- _REQUIRED TASK_
Repeat each line exactly as it is written.

-------- EXTRACTED INFORMATION

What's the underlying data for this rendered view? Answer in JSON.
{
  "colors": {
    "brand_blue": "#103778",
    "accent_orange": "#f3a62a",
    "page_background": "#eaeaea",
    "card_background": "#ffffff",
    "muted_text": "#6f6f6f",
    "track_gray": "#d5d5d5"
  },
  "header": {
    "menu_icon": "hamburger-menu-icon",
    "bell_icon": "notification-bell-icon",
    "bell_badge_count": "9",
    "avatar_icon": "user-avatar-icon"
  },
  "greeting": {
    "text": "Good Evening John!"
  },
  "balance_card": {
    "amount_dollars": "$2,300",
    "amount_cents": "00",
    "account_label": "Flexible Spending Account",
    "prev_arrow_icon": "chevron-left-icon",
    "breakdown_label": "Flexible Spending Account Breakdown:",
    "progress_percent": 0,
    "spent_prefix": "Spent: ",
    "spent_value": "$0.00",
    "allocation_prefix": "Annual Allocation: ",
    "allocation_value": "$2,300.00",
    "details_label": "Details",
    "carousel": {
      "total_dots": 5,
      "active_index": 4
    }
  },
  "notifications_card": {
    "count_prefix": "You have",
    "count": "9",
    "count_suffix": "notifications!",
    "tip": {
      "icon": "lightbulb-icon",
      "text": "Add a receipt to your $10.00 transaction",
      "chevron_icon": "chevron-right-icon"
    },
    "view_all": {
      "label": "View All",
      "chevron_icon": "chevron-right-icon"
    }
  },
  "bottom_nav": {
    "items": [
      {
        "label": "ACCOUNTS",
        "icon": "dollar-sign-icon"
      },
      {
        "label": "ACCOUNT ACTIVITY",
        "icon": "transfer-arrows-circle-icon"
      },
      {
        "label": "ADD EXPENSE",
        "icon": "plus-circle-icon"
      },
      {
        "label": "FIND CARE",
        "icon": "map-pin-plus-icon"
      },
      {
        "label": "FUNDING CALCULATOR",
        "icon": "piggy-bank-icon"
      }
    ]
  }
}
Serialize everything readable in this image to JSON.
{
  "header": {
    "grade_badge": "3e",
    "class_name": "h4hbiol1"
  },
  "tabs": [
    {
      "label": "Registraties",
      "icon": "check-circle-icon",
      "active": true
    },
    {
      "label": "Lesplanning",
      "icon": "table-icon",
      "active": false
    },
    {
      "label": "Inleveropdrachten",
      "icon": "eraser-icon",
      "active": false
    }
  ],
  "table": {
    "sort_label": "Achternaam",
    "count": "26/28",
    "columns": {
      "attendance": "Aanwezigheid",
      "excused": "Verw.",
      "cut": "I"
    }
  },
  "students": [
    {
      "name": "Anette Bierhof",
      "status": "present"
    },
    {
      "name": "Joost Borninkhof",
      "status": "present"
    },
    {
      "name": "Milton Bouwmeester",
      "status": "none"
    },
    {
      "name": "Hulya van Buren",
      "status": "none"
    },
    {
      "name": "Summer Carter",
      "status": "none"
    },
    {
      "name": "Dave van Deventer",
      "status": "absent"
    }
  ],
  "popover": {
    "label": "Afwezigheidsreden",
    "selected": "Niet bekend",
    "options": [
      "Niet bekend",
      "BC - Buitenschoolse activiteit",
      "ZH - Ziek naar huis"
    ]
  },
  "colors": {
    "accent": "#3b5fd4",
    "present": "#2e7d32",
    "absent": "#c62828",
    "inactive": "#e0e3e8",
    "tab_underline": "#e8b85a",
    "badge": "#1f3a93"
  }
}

----------------

- _WRITTEN REPLY_
What's the underlying data for this rendered view? Answer in JSON.
{
  "colors": {
    "brand_blue": "#103778",
    "accent_orange": "#f3a62a",
    "page_background": "#eaeaea",
    "card_background": "#ffffff",
    "muted_text": "#6f6f6f",
    "track_gray": "#d5d5d5"
  },
  "header": {
    "menu_icon": "hamburger-menu-icon",
    "bell_icon": "notification-bell-icon",
    "bell_badge_count": "9",
    "avatar_icon": "user-avatar-icon"
  },
  "greeting": {
    "text": "Good Evening John!"
  },
  "balance_card": {
    "amount_dollars": "$2,300",
    "amount_cents": "00",
    "account_label": "Flexible Spending Account",
    "prev_arrow_icon": "chevron-left-icon",
    "breakdown_label": "Flexible Spending Account Breakdown:",
    "progress_percent": 0,
    "spent_prefix": "Spent: ",
    "spent_value": "$0.00",
    "allocation_prefix": "Annual Allocation: ",
    "allocation_value": "$2,300.00",
    "details_label": "Details",
    "carousel": {
      "total_dots": 5,
      "active_index": 4
    }
  },
  "notifications_card": {
    "count_prefix": "You have",
    "count": "9",
    "count_suffix": "notifications!",
    "tip": {
      "icon": "lightbulb-icon",
      "text": "Add a receipt to your $10.00 transaction",
      "chevron_icon": "chevron-right-icon"
    },
    "view_all": {
      "label": "View All",
      "chevron_icon": "chevron-right-icon"
    }
  },
  "bottom_nav": {
    "items": [
      {
        "label": "ACCOUNTS",
        "icon": "dollar-sign-icon"
      },
      {
        "label": "ACCOUNT ACTIVITY",
        "icon": "transfer-arrows-circle-icon"
      },
      {
        "label": "ADD EXPENSE",
        "icon": "plus-circle-icon"
      },
      {
        "label": "FIND CARE",
        "icon": "map-pin-plus-icon"
      },
      {
        "label": "FUNDING CALCULATOR",
        "icon": "piggy-bank-icon"
      }
    ]
  }
}
Serialize everything readable in this image to JSON.
{
  "header": {
    "grade_badge": "3e",
    "class_name": "h4hbiol1"
  },
  "tabs": [
    {
      "label": "Registraties",
      "icon": "check-circle-icon",
      "active": true
    },
    {
      "label": "Lesplanning",
      "icon": "table-icon",
      "active": false
    },
    {
      "label": "Inleveropdrachten",
      "icon": "eraser-icon",
      "active": false
    }
  ],
  "table": {
    "sort_label": "Achternaam",
    "count": "26/28",
    "columns": {
      "attendance": "Aanwezigheid",
      "excused": "Verw.",
      "cut": "I"
    }
  },
  "students": [
    {
      "name": "Anette Bierhof",
      "status": "present"
    },
    {
      "name": "Joost Borninkhof",
      "status": "present"
    },
    {
      "name": "Milton Bouwmeester",
      "status": "none"
    },
    {
      "name": "Hulya van Buren",
      "status": "none"
    },
    {
      "name": "Summer Carter",
      "status": "none"
    },
    {
      "name": "Dave van Deventer",
      "status": "absent"
    }
  ],
  "popover": {
    "label": "Afwezigheidsreden",
    "selected": "Niet bekend",
    "options": [
      "Niet bekend",
      "BC - Buitenschoolse activiteit",
      "ZH - Ziek naar huis"
    ]
  },
  "colors": {
    "accent": "#3b5fd4",
    "present": "#2e7d32",
    "absent": "#c62828",
    "inactive": "#e0e3e8",
    "tab_underline": "#e8b85a",
    "badge": "#1f3a93"
  }
}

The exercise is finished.